▶ [Goal]: Find and copy every line in the records that includes the string "amount".

[Data extracted from a collection]
----

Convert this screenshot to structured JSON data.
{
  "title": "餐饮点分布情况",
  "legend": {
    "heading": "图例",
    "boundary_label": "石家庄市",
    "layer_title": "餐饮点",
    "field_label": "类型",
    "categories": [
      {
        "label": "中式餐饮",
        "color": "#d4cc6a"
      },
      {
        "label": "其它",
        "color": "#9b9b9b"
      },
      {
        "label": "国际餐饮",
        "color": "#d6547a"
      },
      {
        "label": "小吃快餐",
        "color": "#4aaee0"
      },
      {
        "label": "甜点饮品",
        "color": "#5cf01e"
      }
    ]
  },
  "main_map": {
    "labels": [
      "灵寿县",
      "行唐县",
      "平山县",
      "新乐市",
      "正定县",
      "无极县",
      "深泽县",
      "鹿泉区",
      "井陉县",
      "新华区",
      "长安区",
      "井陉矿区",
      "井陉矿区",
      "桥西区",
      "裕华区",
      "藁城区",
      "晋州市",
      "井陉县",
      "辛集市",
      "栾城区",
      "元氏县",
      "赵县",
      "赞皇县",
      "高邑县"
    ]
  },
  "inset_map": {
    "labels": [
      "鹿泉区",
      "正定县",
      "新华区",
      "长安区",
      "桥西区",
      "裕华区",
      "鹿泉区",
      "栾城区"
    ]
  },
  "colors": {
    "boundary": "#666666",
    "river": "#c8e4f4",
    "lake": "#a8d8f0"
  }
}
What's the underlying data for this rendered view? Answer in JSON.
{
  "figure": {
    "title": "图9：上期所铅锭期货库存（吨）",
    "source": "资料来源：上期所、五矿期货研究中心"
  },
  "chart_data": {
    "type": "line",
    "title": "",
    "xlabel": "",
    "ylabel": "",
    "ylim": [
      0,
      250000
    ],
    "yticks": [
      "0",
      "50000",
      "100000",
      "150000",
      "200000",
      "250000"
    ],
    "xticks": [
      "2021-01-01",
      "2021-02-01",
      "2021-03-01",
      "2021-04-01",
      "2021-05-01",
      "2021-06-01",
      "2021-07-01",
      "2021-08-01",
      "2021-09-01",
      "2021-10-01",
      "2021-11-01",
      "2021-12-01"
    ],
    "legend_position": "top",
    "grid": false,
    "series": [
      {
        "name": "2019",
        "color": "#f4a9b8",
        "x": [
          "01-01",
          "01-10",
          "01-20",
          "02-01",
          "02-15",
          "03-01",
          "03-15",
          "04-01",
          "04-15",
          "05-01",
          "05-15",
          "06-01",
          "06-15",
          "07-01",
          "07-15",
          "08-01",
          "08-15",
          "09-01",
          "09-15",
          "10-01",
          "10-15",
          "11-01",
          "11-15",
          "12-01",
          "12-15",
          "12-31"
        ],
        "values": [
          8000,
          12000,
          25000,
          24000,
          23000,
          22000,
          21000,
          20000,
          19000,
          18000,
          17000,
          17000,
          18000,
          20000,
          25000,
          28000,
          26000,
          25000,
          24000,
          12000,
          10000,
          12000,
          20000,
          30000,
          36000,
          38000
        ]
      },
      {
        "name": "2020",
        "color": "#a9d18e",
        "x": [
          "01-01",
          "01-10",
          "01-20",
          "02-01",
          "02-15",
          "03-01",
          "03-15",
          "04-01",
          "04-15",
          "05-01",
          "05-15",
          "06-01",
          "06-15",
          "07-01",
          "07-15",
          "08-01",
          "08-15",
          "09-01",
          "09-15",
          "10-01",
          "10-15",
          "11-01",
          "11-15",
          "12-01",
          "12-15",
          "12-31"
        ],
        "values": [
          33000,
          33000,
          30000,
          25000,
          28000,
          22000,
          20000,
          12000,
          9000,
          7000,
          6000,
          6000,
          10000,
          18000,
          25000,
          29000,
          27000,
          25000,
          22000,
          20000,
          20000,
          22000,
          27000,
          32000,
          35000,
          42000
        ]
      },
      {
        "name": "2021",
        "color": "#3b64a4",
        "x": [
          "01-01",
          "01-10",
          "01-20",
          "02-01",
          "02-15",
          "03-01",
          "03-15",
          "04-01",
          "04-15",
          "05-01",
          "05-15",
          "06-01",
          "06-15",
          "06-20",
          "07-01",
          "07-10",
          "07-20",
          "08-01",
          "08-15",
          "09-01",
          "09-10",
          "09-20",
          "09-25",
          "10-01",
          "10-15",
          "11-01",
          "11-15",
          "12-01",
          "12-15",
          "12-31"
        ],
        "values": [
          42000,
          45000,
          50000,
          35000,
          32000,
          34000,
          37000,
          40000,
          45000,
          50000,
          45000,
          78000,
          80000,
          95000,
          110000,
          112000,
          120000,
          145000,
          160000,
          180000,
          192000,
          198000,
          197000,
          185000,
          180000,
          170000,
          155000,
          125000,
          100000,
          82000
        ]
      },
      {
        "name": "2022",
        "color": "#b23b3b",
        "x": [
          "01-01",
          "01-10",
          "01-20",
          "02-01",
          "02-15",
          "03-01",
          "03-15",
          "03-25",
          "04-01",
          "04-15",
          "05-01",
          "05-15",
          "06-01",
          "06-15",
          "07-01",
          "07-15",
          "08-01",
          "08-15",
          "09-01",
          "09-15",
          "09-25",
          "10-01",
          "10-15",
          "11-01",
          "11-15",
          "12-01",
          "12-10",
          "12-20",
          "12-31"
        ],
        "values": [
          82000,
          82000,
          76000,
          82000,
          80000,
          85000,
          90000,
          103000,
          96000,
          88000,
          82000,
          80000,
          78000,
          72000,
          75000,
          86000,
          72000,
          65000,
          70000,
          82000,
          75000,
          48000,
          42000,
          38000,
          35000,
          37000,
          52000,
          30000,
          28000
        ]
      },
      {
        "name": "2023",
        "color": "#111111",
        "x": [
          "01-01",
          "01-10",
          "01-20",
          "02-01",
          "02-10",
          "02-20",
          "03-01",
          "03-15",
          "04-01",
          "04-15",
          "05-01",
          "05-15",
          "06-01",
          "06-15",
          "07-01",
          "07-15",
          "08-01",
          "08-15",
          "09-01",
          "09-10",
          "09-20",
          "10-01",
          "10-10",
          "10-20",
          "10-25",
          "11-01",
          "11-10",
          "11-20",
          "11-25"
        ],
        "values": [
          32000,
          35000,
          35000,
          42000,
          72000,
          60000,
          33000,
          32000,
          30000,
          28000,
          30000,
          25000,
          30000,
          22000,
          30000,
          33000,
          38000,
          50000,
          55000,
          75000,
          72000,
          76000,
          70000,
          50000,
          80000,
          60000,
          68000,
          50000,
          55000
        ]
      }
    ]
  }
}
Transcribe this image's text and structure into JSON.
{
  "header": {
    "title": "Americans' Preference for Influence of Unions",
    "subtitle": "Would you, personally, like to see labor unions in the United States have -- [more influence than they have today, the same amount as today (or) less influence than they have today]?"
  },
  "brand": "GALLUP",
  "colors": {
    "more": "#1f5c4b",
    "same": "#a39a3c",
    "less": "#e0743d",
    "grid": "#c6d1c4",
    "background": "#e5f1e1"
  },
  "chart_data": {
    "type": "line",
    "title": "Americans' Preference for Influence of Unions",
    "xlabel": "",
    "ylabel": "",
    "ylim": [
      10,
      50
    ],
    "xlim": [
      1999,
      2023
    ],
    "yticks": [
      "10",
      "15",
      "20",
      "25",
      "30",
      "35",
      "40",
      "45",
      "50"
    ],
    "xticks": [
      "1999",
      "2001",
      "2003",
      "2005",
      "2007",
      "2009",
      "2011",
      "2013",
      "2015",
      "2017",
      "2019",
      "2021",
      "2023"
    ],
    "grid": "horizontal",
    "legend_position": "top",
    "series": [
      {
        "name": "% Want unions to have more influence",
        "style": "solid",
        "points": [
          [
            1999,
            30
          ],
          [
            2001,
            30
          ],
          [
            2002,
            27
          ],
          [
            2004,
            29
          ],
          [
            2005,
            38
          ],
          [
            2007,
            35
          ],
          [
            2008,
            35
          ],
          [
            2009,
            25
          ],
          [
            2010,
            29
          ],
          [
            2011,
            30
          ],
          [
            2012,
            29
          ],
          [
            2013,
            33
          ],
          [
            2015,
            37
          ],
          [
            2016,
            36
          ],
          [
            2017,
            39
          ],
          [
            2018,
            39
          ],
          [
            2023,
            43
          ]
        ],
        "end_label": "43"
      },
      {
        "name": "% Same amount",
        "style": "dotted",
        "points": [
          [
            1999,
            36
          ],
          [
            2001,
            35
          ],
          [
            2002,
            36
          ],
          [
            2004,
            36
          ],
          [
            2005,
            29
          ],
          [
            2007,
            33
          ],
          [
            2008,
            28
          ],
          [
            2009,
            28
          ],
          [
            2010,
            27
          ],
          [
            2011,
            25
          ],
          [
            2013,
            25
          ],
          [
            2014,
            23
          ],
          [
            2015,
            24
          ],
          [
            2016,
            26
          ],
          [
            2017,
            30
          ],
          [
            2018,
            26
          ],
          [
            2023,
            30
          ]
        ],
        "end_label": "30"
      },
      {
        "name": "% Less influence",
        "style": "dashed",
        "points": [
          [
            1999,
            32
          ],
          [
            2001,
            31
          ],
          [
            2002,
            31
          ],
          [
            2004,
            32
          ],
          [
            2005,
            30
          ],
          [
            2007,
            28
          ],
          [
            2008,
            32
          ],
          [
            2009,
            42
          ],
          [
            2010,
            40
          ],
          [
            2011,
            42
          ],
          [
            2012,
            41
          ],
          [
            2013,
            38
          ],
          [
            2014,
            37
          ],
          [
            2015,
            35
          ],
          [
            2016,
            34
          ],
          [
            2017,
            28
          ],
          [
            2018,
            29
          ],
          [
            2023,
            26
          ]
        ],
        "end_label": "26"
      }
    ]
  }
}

----

▶ [Solution to this problem]:
    "subtitle": "Would you, personally, like to see labor unions in the United States have -- [more influence than they have today, the same amount as today (or) less influence than they have today]?"
        "name": "% Same amount",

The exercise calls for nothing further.